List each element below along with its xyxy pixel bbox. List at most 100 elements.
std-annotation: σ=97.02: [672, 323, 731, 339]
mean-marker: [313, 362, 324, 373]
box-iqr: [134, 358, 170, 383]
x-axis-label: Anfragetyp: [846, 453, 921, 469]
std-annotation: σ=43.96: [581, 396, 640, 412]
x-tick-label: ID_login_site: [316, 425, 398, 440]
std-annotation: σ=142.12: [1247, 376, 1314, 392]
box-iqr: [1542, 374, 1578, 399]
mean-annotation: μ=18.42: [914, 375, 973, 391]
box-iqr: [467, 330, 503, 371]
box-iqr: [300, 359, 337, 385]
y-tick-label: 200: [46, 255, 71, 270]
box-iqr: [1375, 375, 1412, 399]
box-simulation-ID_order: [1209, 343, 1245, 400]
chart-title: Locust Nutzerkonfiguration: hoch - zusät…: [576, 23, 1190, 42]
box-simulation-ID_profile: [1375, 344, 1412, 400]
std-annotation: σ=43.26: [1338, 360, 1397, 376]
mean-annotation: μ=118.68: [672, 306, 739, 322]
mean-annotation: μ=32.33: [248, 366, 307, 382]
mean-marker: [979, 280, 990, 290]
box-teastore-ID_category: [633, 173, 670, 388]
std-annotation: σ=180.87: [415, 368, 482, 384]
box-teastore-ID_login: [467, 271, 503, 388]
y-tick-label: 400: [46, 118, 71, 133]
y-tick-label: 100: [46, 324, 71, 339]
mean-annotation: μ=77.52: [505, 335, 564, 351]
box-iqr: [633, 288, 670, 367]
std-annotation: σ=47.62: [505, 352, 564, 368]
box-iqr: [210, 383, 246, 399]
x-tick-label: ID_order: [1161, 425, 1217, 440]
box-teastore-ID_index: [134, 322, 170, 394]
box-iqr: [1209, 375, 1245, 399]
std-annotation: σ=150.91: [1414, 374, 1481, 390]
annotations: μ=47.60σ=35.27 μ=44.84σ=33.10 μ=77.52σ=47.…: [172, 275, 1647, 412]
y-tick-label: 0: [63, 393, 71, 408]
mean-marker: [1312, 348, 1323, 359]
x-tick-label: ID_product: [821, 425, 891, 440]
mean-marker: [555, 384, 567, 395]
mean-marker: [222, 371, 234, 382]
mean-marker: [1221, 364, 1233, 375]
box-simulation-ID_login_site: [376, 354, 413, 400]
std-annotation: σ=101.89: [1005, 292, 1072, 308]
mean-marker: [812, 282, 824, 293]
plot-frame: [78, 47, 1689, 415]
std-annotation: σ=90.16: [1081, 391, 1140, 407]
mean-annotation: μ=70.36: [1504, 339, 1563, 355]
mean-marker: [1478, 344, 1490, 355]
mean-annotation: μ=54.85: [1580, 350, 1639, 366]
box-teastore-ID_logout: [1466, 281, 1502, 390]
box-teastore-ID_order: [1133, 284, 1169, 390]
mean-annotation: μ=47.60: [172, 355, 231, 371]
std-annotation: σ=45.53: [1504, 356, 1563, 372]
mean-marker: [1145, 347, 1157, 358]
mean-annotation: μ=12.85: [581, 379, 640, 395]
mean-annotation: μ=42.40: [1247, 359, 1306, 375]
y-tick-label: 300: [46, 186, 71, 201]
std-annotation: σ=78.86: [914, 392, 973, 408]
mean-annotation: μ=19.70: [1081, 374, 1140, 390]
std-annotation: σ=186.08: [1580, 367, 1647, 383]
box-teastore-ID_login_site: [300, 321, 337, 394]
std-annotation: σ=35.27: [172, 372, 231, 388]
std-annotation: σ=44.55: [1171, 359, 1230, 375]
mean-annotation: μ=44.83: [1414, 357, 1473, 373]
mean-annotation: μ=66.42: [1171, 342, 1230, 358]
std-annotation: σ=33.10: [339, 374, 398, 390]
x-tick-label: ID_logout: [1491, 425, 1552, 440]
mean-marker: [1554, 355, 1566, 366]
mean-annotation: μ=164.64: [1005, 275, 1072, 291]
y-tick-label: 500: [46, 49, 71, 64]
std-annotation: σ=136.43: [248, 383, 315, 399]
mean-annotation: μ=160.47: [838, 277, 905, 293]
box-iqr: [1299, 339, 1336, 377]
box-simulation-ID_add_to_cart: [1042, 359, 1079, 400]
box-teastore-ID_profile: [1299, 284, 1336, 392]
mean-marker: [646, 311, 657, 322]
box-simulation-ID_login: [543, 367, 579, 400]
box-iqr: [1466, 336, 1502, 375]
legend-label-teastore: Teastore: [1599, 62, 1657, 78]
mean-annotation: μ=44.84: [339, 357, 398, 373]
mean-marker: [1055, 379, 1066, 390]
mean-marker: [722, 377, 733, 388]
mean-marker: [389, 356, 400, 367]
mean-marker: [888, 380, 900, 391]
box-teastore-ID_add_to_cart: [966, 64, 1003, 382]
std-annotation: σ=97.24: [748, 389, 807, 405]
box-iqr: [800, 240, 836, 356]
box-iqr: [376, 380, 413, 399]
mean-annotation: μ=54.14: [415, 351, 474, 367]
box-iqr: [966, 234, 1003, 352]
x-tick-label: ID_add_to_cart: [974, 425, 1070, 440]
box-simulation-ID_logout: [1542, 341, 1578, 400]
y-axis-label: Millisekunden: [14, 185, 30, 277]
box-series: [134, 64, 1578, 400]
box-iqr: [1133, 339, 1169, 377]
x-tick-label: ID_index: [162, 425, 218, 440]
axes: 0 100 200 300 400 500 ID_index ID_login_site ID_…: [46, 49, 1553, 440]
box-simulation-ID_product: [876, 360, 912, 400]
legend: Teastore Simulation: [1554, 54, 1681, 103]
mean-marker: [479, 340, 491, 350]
===============
#### TASK:
Reproduce every row above line for line, keeping each character unchanged.

#### FULL RESPONSE:
List each element below along with its xyxy pixel bbox. List at most 100 elements.
std-annotation: σ=97.02: [672, 323, 731, 339]
mean-marker: [313, 362, 324, 373]
box-iqr: [134, 358, 170, 383]
x-axis-label: Anfragetyp: [846, 453, 921, 469]
std-annotation: σ=43.96: [581, 396, 640, 412]
x-tick-label: ID_login_site: [316, 425, 398, 440]
std-annotation: σ=142.12: [1247, 376, 1314, 392]
box-iqr: [1542, 374, 1578, 399]
mean-annotation: μ=18.42: [914, 375, 973, 391]
box-iqr: [467, 330, 503, 371]
box-iqr: [300, 359, 337, 385]
y-tick-label: 200: [46, 255, 71, 270]
box-iqr: [1375, 375, 1412, 399]
box-simulation-ID_order: [1209, 343, 1245, 400]
chart-title: Locust Nutzerkonfiguration: hoch - zusät…: [576, 23, 1190, 42]
box-simulation-ID_profile: [1375, 344, 1412, 400]
std-annotation: σ=43.26: [1338, 360, 1397, 376]
mean-annotation: μ=118.68: [672, 306, 739, 322]
mean-annotation: μ=32.33: [248, 366, 307, 382]
mean-marker: [979, 280, 990, 290]
box-teastore-ID_category: [633, 173, 670, 388]
std-annotation: σ=180.87: [415, 368, 482, 384]
box-teastore-ID_login: [467, 271, 503, 388]
y-tick-label: 400: [46, 118, 71, 133]
y-tick-label: 100: [46, 324, 71, 339]
mean-annotation: μ=77.52: [505, 335, 564, 351]
box-iqr: [633, 288, 670, 367]
std-annotation: σ=47.62: [505, 352, 564, 368]
box-iqr: [210, 383, 246, 399]
x-tick-label: ID_order: [1161, 425, 1217, 440]
box-teastore-ID_index: [134, 322, 170, 394]
box-iqr: [1209, 375, 1245, 399]
std-annotation: σ=150.91: [1414, 374, 1481, 390]
annotations: μ=47.60σ=35.27 μ=44.84σ=33.10 μ=77.52σ=47.…: [172, 275, 1647, 412]
y-tick-label: 0: [63, 393, 71, 408]
mean-marker: [1312, 348, 1323, 359]
x-tick-label: ID_product: [821, 425, 891, 440]
mean-marker: [555, 384, 567, 395]
mean-marker: [222, 371, 234, 382]
mean-marker: [1221, 364, 1233, 375]
box-simulation-ID_login_site: [376, 354, 413, 400]
std-annotation: σ=101.89: [1005, 292, 1072, 308]
mean-marker: [812, 282, 824, 293]
plot-frame: [78, 47, 1689, 415]
std-annotation: σ=90.16: [1081, 391, 1140, 407]
mean-annotation: μ=70.36: [1504, 339, 1563, 355]
mean-marker: [1478, 344, 1490, 355]
mean-annotation: μ=54.85: [1580, 350, 1639, 366]
box-teastore-ID_logout: [1466, 281, 1502, 390]
box-teastore-ID_order: [1133, 284, 1169, 390]
mean-annotation: μ=47.60: [172, 355, 231, 371]
std-annotation: σ=45.53: [1504, 356, 1563, 372]
mean-marker: [1145, 347, 1157, 358]
mean-annotation: μ=12.85: [581, 379, 640, 395]
mean-annotation: μ=42.40: [1247, 359, 1306, 375]
y-tick-label: 300: [46, 186, 71, 201]
std-annotation: σ=78.86: [914, 392, 973, 408]
mean-annotation: μ=19.70: [1081, 374, 1140, 390]
std-annotation: σ=186.08: [1580, 367, 1647, 383]
box-teastore-ID_login_site: [300, 321, 337, 394]
std-annotation: σ=35.27: [172, 372, 231, 388]
std-annotation: σ=44.55: [1171, 359, 1230, 375]
mean-annotation: μ=44.83: [1414, 357, 1473, 373]
mean-annotation: μ=66.42: [1171, 342, 1230, 358]
std-annotation: σ=33.10: [339, 374, 398, 390]
x-tick-label: ID_logout: [1491, 425, 1552, 440]
mean-marker: [1554, 355, 1566, 366]
mean-annotation: μ=164.64: [1005, 275, 1072, 291]
y-tick-label: 500: [46, 49, 71, 64]
std-annotation: σ=136.43: [248, 383, 315, 399]
mean-annotation: μ=160.47: [838, 277, 905, 293]
box-iqr: [1299, 339, 1336, 377]
box-simulation-ID_add_to_cart: [1042, 359, 1079, 400]
box-teastore-ID_profile: [1299, 284, 1336, 392]
mean-marker: [646, 311, 657, 322]
box-simulation-ID_login: [543, 367, 579, 400]
box-iqr: [1466, 336, 1502, 375]
legend-label-teastore: Teastore: [1599, 62, 1657, 78]
mean-annotation: μ=44.84: [339, 357, 398, 373]
mean-marker: [1055, 379, 1066, 390]
mean-marker: [722, 377, 733, 388]
mean-marker: [389, 356, 400, 367]
mean-marker: [888, 380, 900, 391]
box-teastore-ID_add_to_cart: [966, 64, 1003, 382]
std-annotation: σ=97.24: [748, 389, 807, 405]
box-iqr: [800, 240, 836, 356]
box-iqr: [376, 380, 413, 399]
mean-annotation: μ=54.14: [415, 351, 474, 367]
box-iqr: [966, 234, 1003, 352]
x-tick-label: ID_add_to_cart: [974, 425, 1070, 440]
box-simulation-ID_logout: [1542, 341, 1578, 400]
y-axis-label: Millisekunden: [14, 185, 30, 277]
box-series: [134, 64, 1578, 400]
box-iqr: [1133, 339, 1169, 377]
x-tick-label: ID_index: [162, 425, 218, 440]
axes: 0 100 200 300 400 500 ID_index ID_login_site ID_…: [46, 49, 1553, 440]
box-simulation-ID_product: [876, 360, 912, 400]
legend: Teastore Simulation: [1554, 54, 1681, 103]
mean-marker: [479, 340, 491, 350]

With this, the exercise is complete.